Stored entries
□ □ □ □
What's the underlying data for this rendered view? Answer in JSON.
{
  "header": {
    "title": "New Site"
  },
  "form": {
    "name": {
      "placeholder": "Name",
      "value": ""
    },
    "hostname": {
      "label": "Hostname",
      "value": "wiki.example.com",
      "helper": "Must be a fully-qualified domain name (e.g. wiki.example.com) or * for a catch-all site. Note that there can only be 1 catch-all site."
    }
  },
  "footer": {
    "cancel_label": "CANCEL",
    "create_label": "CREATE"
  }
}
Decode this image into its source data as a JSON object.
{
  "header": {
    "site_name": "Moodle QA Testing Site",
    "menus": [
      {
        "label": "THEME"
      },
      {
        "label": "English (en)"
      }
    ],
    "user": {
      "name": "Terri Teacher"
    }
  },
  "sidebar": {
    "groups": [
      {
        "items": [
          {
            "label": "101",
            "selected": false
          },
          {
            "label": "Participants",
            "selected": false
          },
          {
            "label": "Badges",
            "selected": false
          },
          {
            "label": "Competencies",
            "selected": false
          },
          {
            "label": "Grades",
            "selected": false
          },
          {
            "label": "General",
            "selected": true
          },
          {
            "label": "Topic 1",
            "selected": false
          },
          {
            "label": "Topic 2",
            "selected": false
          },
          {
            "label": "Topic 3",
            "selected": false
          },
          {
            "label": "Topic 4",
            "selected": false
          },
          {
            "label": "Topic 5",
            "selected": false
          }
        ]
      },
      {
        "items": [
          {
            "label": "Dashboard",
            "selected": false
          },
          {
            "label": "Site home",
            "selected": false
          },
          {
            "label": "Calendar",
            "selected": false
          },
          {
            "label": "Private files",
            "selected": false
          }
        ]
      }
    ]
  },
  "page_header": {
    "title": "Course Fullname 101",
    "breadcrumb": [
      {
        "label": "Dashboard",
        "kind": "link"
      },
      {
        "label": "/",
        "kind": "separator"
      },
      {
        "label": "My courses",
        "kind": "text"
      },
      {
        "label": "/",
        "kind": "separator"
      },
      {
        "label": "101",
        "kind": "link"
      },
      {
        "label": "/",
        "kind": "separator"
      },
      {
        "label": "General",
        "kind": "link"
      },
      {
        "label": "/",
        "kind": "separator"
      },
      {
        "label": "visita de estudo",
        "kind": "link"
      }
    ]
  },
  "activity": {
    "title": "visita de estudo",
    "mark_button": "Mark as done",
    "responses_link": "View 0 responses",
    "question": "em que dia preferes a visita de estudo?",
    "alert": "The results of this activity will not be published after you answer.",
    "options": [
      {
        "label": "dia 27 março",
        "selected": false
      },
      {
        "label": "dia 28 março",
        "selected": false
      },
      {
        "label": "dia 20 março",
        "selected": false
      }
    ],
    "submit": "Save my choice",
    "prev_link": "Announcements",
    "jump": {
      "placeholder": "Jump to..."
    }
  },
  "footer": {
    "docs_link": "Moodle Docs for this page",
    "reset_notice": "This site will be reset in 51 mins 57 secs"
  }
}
□ □ □ □
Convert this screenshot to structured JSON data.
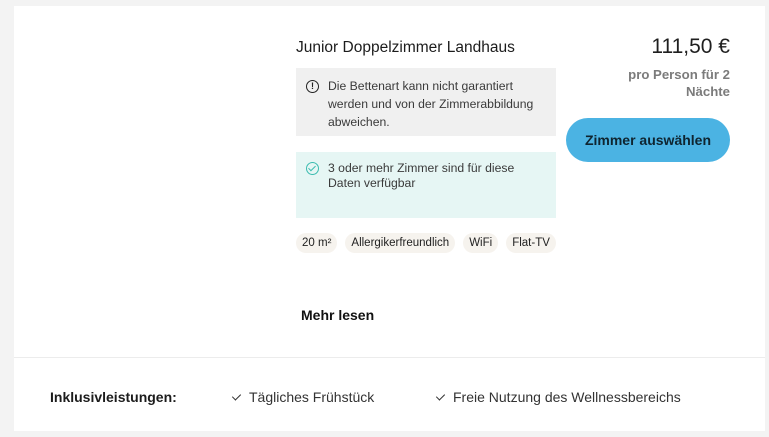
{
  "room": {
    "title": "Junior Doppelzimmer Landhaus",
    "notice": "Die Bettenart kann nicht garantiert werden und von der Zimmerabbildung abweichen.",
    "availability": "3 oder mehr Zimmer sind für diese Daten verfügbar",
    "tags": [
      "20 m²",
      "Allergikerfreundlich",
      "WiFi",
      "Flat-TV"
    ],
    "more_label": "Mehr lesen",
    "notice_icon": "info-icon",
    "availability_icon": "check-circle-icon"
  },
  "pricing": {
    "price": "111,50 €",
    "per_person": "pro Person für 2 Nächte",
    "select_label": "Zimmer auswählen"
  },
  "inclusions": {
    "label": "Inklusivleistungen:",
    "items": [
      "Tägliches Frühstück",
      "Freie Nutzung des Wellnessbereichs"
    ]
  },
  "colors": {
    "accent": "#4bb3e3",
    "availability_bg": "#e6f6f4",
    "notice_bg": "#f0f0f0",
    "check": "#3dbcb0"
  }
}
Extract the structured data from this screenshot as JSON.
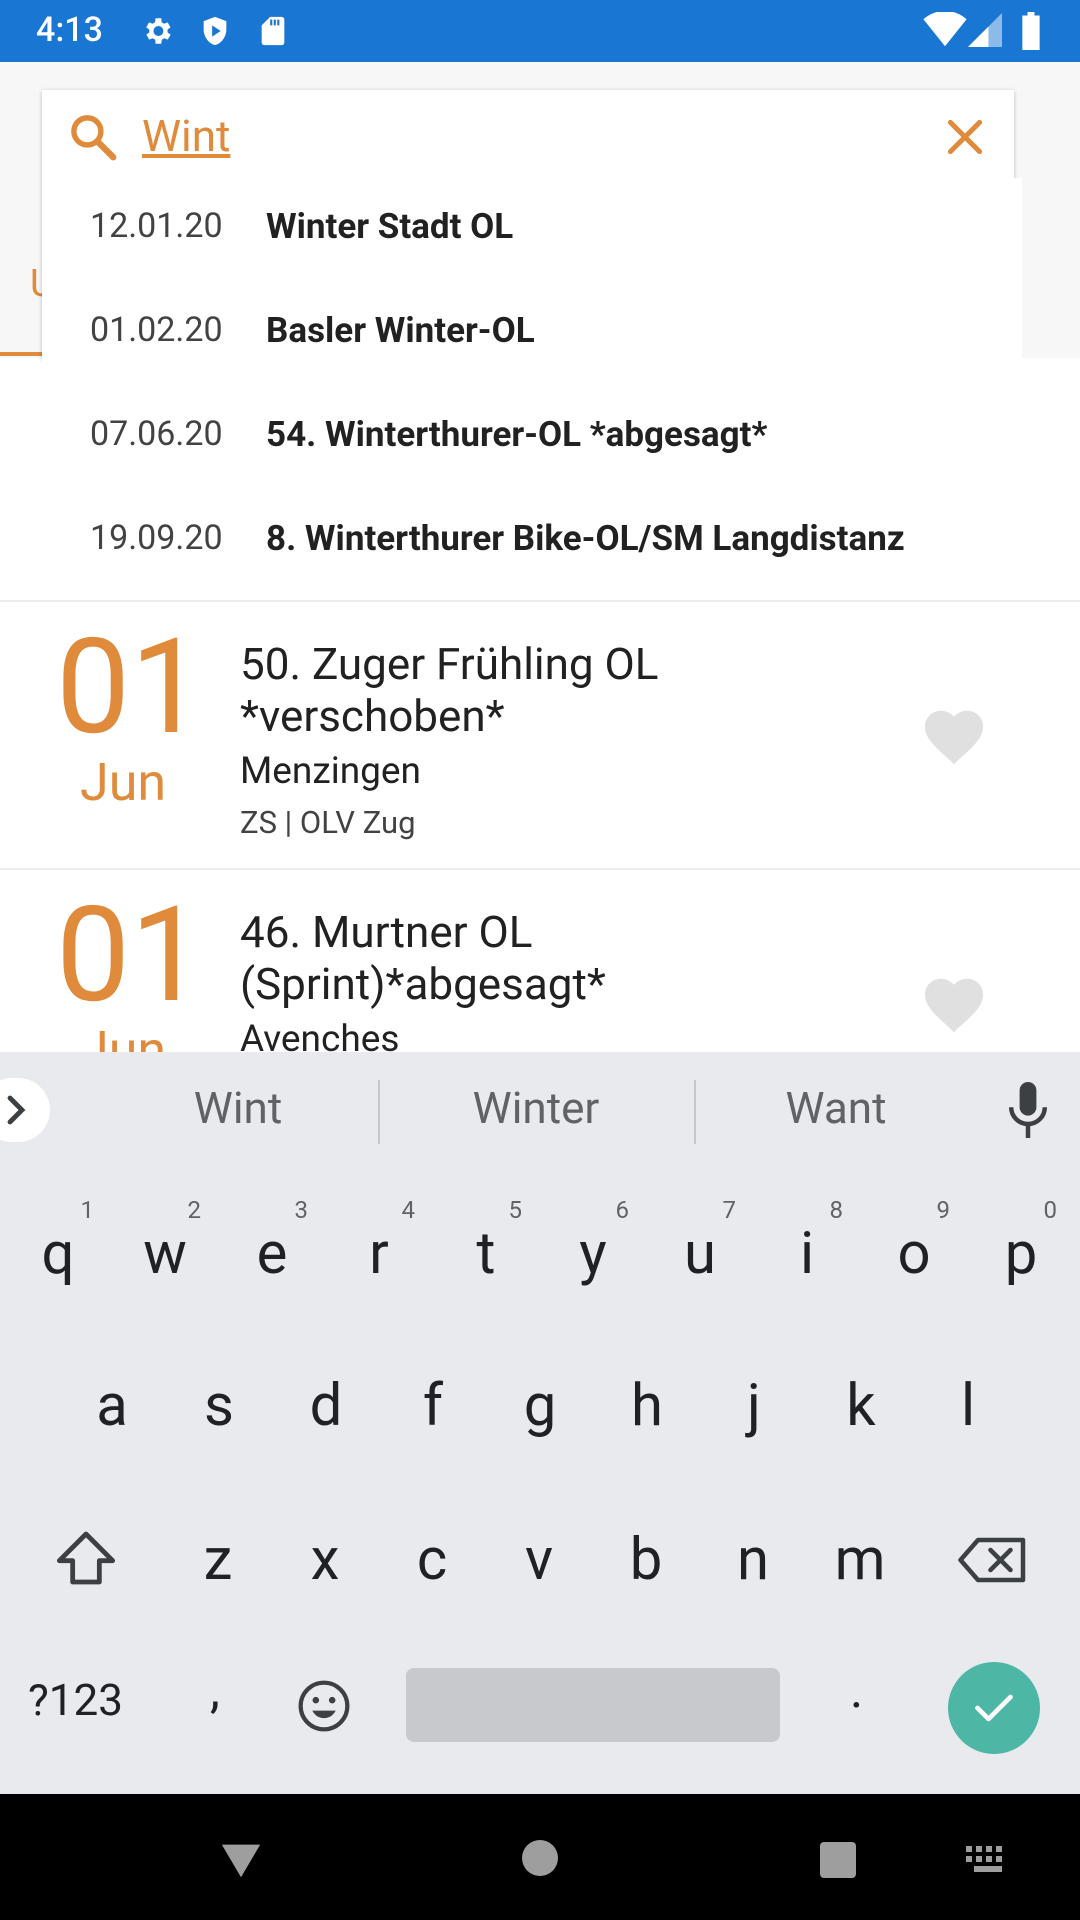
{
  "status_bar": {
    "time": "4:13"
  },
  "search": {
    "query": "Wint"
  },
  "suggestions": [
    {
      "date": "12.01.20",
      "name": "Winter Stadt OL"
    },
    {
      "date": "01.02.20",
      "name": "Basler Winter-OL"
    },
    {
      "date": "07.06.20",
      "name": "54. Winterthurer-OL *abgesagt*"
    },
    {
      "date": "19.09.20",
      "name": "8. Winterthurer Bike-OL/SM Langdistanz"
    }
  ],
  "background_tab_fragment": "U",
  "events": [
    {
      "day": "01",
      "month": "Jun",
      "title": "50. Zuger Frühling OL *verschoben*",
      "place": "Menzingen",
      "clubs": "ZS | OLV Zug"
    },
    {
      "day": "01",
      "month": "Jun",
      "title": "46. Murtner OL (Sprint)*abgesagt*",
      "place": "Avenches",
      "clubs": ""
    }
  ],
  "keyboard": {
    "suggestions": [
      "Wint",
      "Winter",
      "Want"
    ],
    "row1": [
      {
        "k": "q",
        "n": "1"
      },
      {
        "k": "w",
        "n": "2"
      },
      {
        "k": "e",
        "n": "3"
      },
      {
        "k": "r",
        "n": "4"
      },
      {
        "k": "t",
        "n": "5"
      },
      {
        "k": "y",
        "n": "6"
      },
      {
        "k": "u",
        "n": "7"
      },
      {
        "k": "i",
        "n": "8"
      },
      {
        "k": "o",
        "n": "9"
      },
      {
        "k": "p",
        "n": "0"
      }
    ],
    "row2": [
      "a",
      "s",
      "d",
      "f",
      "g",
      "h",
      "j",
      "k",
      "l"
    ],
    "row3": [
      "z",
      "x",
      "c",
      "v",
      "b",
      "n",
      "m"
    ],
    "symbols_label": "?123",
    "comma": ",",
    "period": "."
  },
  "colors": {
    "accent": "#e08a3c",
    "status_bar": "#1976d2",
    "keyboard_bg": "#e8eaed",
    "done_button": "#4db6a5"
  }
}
□ □ □ □
What to work on = All lines above containing the string "will" are to be collected.

Written response =
    "alert": "The results of this activity will not be published after you answer.",
    "reset_notice": "This site will be reset in 51 mins 57 secs"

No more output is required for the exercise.